* _Stated task_: Select every line holding the word "ylabel" and copy it.

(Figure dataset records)
_____

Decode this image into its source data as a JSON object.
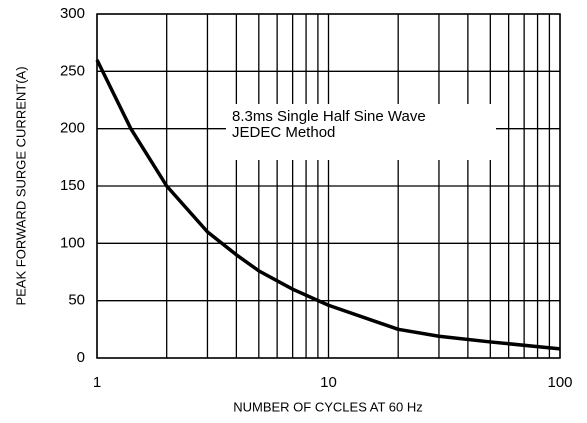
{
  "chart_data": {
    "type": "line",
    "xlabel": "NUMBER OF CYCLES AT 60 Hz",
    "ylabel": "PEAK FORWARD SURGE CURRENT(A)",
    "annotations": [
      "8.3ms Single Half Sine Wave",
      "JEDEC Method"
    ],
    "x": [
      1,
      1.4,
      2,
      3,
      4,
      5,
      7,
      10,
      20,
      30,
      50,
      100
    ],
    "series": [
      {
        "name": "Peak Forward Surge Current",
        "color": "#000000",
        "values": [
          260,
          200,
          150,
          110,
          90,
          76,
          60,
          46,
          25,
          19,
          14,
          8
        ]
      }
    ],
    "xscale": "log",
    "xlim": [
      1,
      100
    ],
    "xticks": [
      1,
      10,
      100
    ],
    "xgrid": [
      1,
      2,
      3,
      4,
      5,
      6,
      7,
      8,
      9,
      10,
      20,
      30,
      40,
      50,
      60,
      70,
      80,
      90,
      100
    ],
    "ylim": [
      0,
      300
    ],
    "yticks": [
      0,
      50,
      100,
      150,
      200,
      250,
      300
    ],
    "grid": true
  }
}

_____

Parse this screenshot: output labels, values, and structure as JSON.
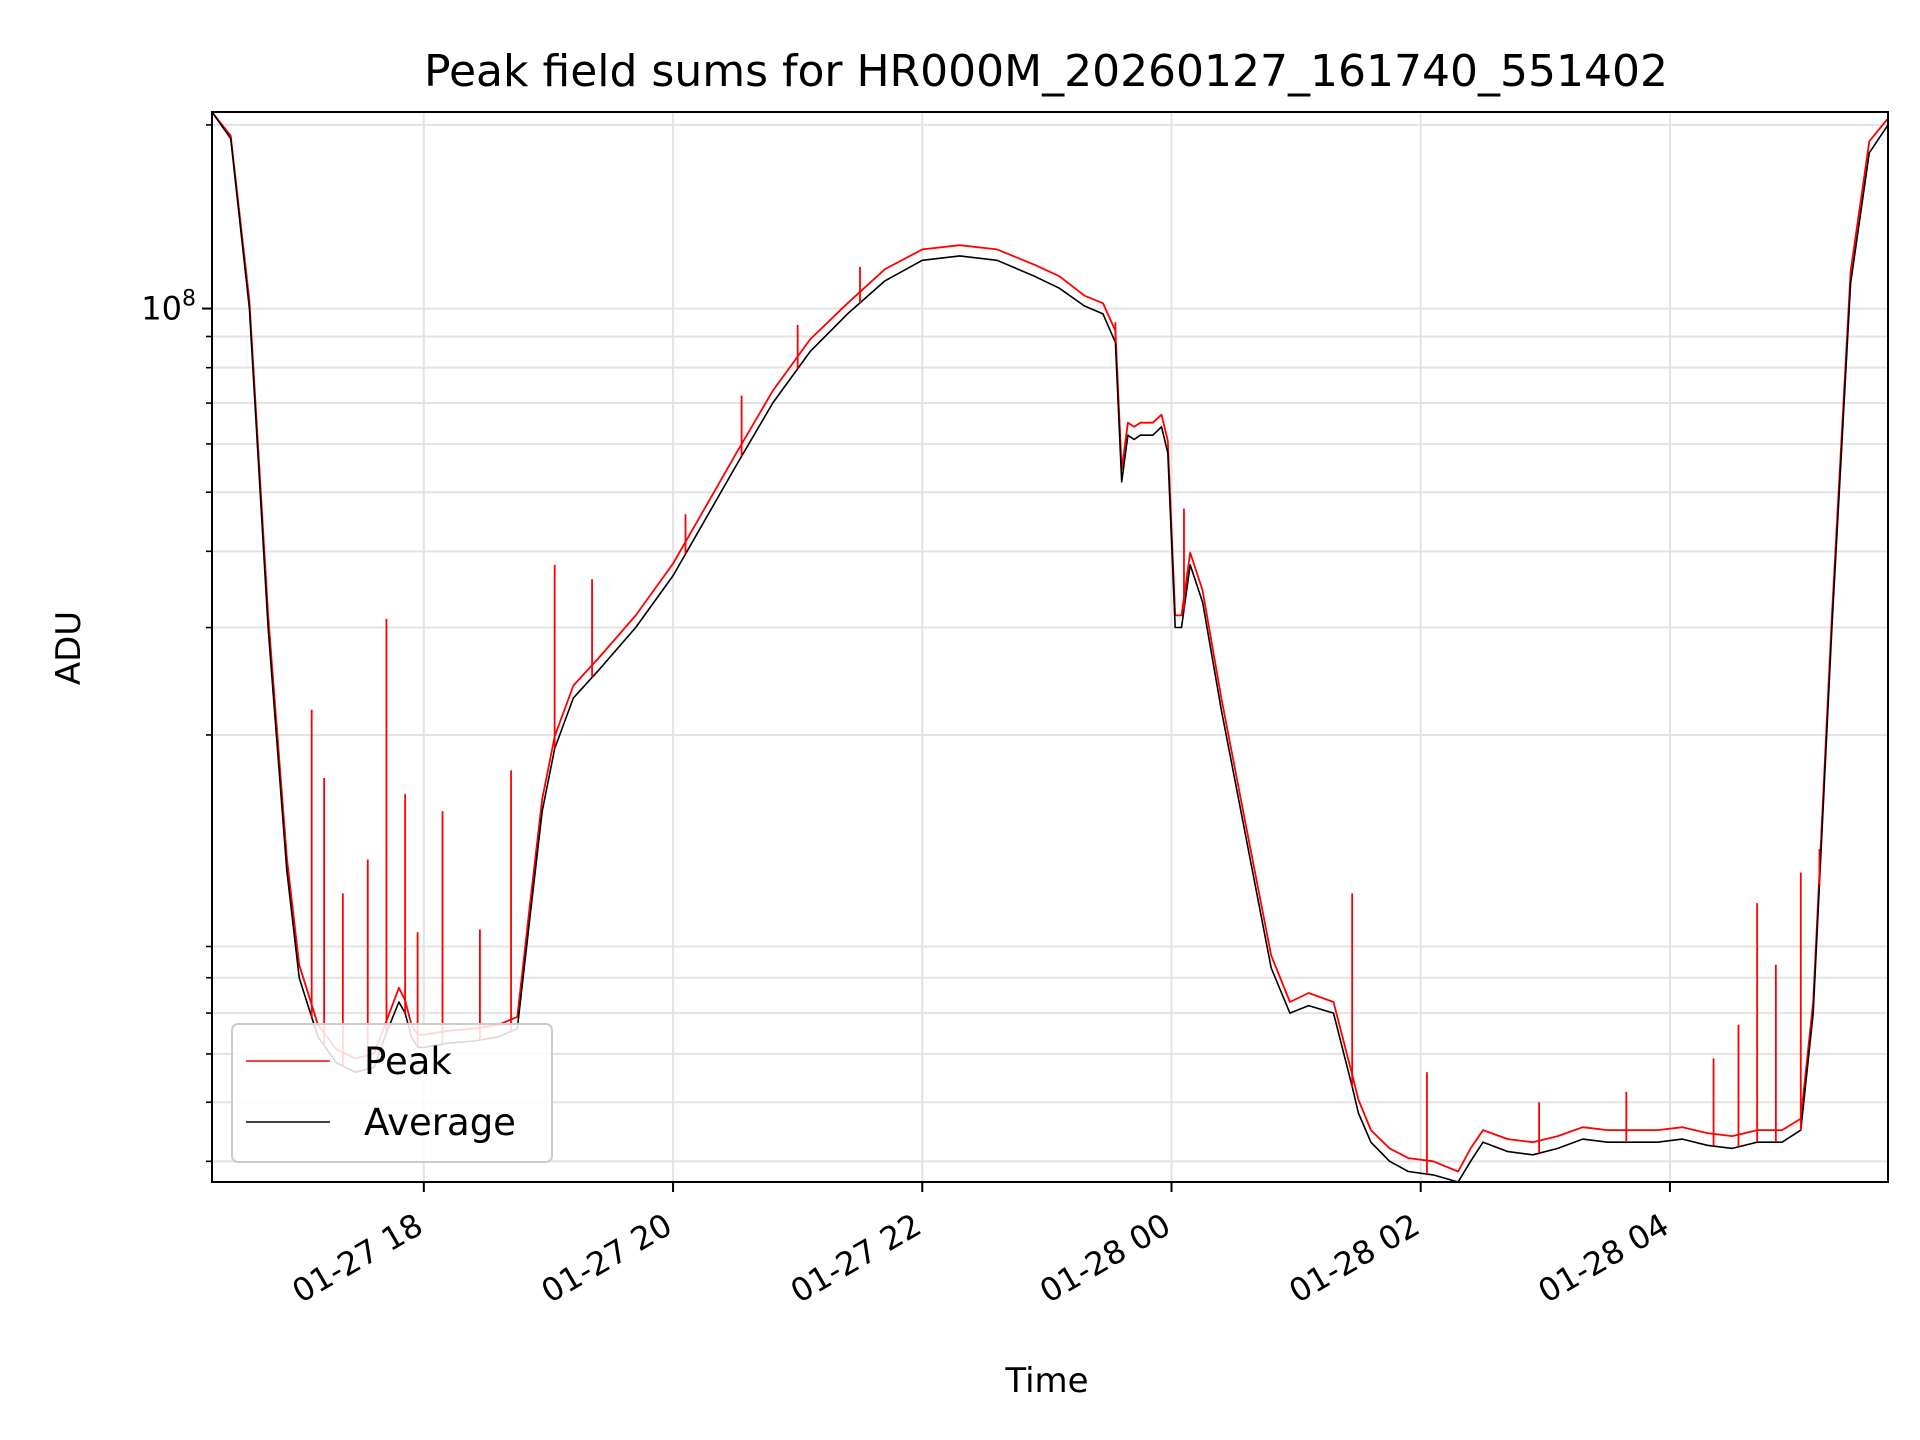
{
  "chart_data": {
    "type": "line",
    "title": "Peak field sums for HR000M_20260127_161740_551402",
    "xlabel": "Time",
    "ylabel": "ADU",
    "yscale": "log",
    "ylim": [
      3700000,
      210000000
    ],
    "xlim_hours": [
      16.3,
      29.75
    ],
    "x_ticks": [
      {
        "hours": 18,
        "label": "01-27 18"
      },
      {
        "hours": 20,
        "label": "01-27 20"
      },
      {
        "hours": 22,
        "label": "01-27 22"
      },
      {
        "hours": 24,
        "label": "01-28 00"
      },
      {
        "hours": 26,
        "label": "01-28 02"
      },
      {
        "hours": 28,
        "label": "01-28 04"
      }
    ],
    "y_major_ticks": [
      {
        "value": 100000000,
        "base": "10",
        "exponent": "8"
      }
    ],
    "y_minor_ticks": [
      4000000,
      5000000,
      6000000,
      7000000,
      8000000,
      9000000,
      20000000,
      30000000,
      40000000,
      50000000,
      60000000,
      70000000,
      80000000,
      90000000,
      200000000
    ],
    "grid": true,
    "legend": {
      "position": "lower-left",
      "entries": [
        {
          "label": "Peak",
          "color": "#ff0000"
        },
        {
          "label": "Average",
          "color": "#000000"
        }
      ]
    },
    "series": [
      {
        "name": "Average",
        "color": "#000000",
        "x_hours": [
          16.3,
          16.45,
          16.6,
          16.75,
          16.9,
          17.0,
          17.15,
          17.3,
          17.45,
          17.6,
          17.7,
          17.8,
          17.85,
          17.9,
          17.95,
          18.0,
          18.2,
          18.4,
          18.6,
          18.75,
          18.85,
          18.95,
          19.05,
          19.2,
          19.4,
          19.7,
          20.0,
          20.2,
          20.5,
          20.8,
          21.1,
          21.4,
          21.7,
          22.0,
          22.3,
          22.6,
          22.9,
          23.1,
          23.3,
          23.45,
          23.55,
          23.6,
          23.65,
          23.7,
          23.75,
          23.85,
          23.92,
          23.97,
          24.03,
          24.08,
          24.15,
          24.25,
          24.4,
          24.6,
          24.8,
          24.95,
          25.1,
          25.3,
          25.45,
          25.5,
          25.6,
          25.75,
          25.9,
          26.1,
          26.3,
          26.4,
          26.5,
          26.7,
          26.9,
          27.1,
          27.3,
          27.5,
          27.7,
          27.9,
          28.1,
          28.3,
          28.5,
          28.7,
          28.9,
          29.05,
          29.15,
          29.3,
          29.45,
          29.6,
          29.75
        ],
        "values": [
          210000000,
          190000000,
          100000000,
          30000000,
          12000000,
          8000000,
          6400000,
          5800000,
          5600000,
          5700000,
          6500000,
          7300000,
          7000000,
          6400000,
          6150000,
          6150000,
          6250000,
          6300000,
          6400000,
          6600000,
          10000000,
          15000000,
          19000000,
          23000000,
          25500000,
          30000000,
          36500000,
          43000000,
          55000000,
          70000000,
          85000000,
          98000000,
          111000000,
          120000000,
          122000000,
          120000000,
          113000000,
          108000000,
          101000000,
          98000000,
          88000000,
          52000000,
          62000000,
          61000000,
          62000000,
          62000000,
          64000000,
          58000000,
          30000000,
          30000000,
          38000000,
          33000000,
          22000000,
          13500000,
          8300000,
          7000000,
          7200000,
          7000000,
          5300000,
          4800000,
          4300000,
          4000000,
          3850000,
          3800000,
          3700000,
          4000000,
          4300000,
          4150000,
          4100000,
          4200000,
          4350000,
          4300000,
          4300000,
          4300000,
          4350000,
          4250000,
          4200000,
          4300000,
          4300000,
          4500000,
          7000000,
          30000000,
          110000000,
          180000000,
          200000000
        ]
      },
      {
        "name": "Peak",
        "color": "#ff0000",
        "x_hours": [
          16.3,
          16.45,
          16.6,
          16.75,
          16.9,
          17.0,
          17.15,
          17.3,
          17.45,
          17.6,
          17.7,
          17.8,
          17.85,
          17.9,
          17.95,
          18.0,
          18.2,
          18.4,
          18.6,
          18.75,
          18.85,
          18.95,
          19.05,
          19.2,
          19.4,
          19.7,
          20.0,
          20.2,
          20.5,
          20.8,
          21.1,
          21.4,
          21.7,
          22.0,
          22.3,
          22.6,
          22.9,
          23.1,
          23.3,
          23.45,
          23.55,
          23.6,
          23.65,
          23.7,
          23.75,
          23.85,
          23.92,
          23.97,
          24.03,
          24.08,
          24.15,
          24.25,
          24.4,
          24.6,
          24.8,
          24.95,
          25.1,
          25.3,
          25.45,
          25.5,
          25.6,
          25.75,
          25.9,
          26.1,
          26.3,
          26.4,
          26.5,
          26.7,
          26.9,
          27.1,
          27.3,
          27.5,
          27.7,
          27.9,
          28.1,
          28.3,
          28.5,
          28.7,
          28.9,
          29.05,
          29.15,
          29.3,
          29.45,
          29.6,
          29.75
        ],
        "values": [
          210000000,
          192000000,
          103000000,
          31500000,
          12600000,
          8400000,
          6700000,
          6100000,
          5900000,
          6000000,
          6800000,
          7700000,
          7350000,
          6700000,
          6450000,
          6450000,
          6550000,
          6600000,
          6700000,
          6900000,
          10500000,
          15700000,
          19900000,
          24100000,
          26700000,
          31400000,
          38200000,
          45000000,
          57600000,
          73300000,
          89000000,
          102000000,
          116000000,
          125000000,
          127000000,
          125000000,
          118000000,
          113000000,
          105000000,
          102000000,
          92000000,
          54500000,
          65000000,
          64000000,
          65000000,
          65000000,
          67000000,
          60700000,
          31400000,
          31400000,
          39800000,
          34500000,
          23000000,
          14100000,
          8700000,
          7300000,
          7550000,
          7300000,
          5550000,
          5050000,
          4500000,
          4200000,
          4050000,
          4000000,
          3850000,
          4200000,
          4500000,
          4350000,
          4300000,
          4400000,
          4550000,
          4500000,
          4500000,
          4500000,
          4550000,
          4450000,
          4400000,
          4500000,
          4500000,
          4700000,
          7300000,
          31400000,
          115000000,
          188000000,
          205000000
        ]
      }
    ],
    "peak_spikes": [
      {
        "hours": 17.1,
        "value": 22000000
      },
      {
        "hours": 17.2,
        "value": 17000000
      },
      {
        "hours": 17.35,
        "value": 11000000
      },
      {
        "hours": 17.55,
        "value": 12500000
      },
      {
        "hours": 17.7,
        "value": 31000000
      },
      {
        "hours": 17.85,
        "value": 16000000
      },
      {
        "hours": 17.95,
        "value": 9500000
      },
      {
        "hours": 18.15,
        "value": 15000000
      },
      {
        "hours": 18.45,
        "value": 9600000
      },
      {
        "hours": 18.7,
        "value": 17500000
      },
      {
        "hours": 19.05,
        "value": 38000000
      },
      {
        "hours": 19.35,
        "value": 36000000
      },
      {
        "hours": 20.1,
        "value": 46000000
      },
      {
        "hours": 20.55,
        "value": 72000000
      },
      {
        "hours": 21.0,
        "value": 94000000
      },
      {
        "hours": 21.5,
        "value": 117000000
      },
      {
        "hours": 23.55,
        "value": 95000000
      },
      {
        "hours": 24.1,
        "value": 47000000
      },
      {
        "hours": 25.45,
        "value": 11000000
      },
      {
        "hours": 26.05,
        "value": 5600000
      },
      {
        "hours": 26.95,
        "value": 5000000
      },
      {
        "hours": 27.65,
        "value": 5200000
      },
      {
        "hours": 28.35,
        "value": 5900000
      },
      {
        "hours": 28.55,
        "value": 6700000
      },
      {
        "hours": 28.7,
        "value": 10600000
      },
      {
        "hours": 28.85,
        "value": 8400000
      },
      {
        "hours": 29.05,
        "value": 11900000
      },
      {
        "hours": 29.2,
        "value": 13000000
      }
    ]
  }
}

_____

* _Exercise output_:
    "ylabel": "PEAK FORWARD SURGE CURRENT(A)",
    "ylabel": "ADU",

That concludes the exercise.